(Dataset records)
╔══

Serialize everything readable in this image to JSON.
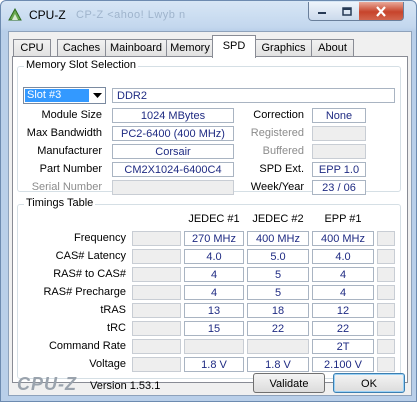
{
  "window": {
    "title": "CPU-Z",
    "ghost_title": "CP-Z  <ahoo!  Lwyb  n",
    "controls": {
      "minimize": "minimize",
      "maximize": "maximize",
      "close": "close"
    }
  },
  "tabs": [
    {
      "label": "CPU"
    },
    {
      "label": "Caches"
    },
    {
      "label": "Mainboard"
    },
    {
      "label": "Memory"
    },
    {
      "label": "SPD",
      "active": true
    },
    {
      "label": "Graphics"
    },
    {
      "label": "About"
    }
  ],
  "memory_slot": {
    "group_title": "Memory Slot Selection",
    "slot_selected": "Slot #3",
    "type": "DDR2",
    "module_size_label": "Module Size",
    "module_size": "1024 MBytes",
    "max_bandwidth_label": "Max Bandwidth",
    "max_bandwidth": "PC2-6400 (400 MHz)",
    "manufacturer_label": "Manufacturer",
    "manufacturer": "Corsair",
    "part_number_label": "Part Number",
    "part_number": "CM2X1024-6400C4",
    "serial_number_label": "Serial Number",
    "serial_number": "",
    "correction_label": "Correction",
    "correction": "None",
    "registered_label": "Registered",
    "registered": "",
    "buffered_label": "Buffered",
    "buffered": "",
    "spd_ext_label": "SPD Ext.",
    "spd_ext": "EPP 1.0",
    "week_year_label": "Week/Year",
    "week_year": "23 / 06"
  },
  "timings": {
    "group_title": "Timings Table",
    "columns": [
      "JEDEC #1",
      "JEDEC #2",
      "EPP #1"
    ],
    "rows": [
      {
        "label": "Frequency",
        "values": [
          "270 MHz",
          "400 MHz",
          "400 MHz"
        ]
      },
      {
        "label": "CAS# Latency",
        "values": [
          "4.0",
          "5.0",
          "4.0"
        ]
      },
      {
        "label": "RAS# to CAS#",
        "values": [
          "4",
          "5",
          "4"
        ]
      },
      {
        "label": "RAS# Precharge",
        "values": [
          "4",
          "5",
          "4"
        ]
      },
      {
        "label": "tRAS",
        "values": [
          "13",
          "18",
          "12"
        ]
      },
      {
        "label": "tRC",
        "values": [
          "15",
          "22",
          "22"
        ]
      },
      {
        "label": "Command Rate",
        "values": [
          "",
          "",
          "2T"
        ]
      },
      {
        "label": "Voltage",
        "values": [
          "1.8 V",
          "1.8 V",
          "2.100 V"
        ]
      }
    ]
  },
  "footer": {
    "logo": "CPU-Z",
    "version": "Version 1.53.1",
    "validate_label": "Validate",
    "ok_label": "OK"
  }
}
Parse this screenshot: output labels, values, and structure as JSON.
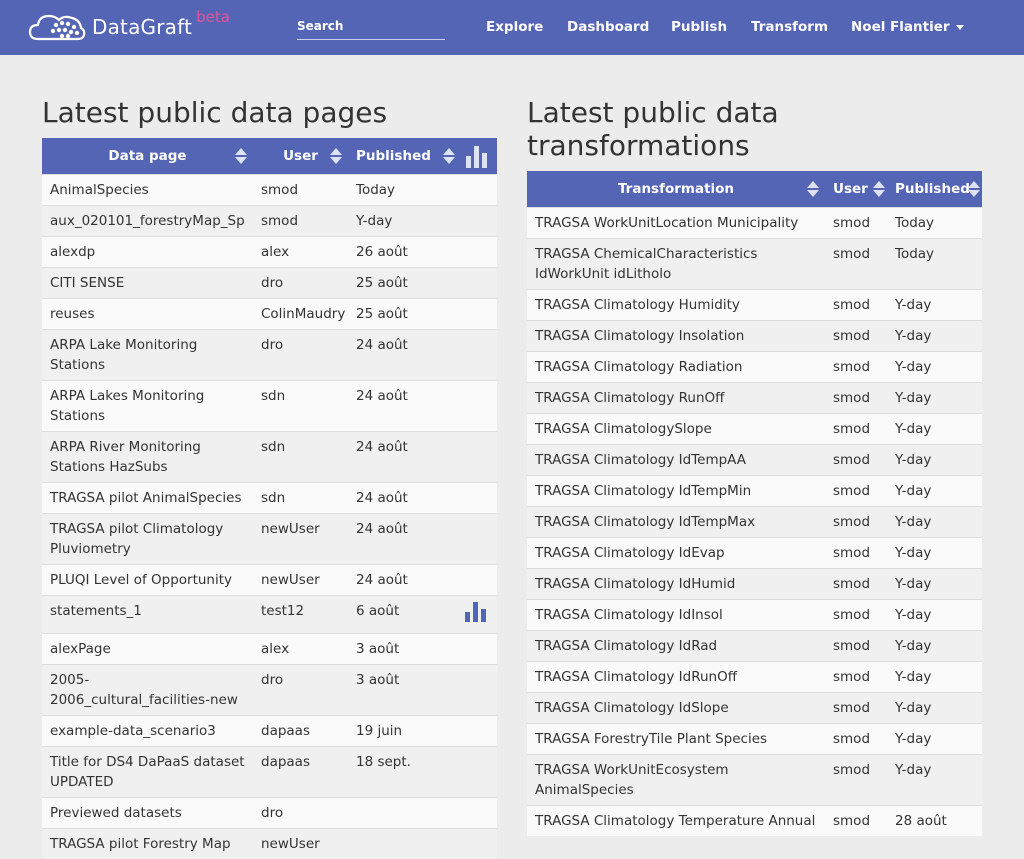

╚══

-- INSTRUCTION --
Skip the pictures and transcribe the rest of the records exactly.

-- ANSWER TO THE EXERCISE --
Serialize everything readable in this image to JSON.
{
  "window": {
    "title": "CPU-Z",
    "ghost_title": "CP-Z  <ahoo!  Lwyb  n",
    "controls": {
      "minimize": "minimize",
      "maximize": "maximize",
      "close": "close"
    }
  },
  "tabs": [
    {
      "label": "CPU"
    },
    {
      "label": "Caches"
    },
    {
      "label": "Mainboard"
    },
    {
      "label": "Memory"
    },
    {
      "label": "SPD",
      "active": true
    },
    {
      "label": "Graphics"
    },
    {
      "label": "About"
    }
  ],
  "memory_slot": {
    "group_title": "Memory Slot Selection",
    "slot_selected": "Slot #3",
    "type": "DDR2",
    "module_size_label": "Module Size",
    "module_size": "1024 MBytes",
    "max_bandwidth_label": "Max Bandwidth",
    "max_bandwidth": "PC2-6400 (400 MHz)",
    "manufacturer_label": "Manufacturer",
    "manufacturer": "Corsair",
    "part_number_label": "Part Number",
    "part_number": "CM2X1024-6400C4",
    "serial_number_label": "Serial Number",
    "serial_number": "",
    "correction_label": "Correction",
    "correction": "None",
    "registered_label": "Registered",
    "registered": "",
    "buffered_label": "Buffered",
    "buffered": "",
    "spd_ext_label": "SPD Ext.",
    "spd_ext": "EPP 1.0",
    "week_year_label": "Week/Year",
    "week_year": "23 / 06"
  },
  "timings": {
    "group_title": "Timings Table",
    "columns": [
      "JEDEC #1",
      "JEDEC #2",
      "EPP #1"
    ],
    "rows": [
      {
        "label": "Frequency",
        "values": [
          "270 MHz",
          "400 MHz",
          "400 MHz"
        ]
      },
      {
        "label": "CAS# Latency",
        "values": [
          "4.0",
          "5.0",
          "4.0"
        ]
      },
      {
        "label": "RAS# to CAS#",
        "values": [
          "4",
          "5",
          "4"
        ]
      },
      {
        "label": "RAS# Precharge",
        "values": [
          "4",
          "5",
          "4"
        ]
      },
      {
        "label": "tRAS",
        "values": [
          "13",
          "18",
          "12"
        ]
      },
      {
        "label": "tRC",
        "values": [
          "15",
          "22",
          "22"
        ]
      },
      {
        "label": "Command Rate",
        "values": [
          "",
          "",
          "2T"
        ]
      },
      {
        "label": "Voltage",
        "values": [
          "1.8 V",
          "1.8 V",
          "2.100 V"
        ]
      }
    ]
  },
  "footer": {
    "logo": "CPU-Z",
    "version": "Version 1.53.1",
    "validate_label": "Validate",
    "ok_label": "OK"
  }
}
Parse this screenshot: output labels, values, and structure as JSON.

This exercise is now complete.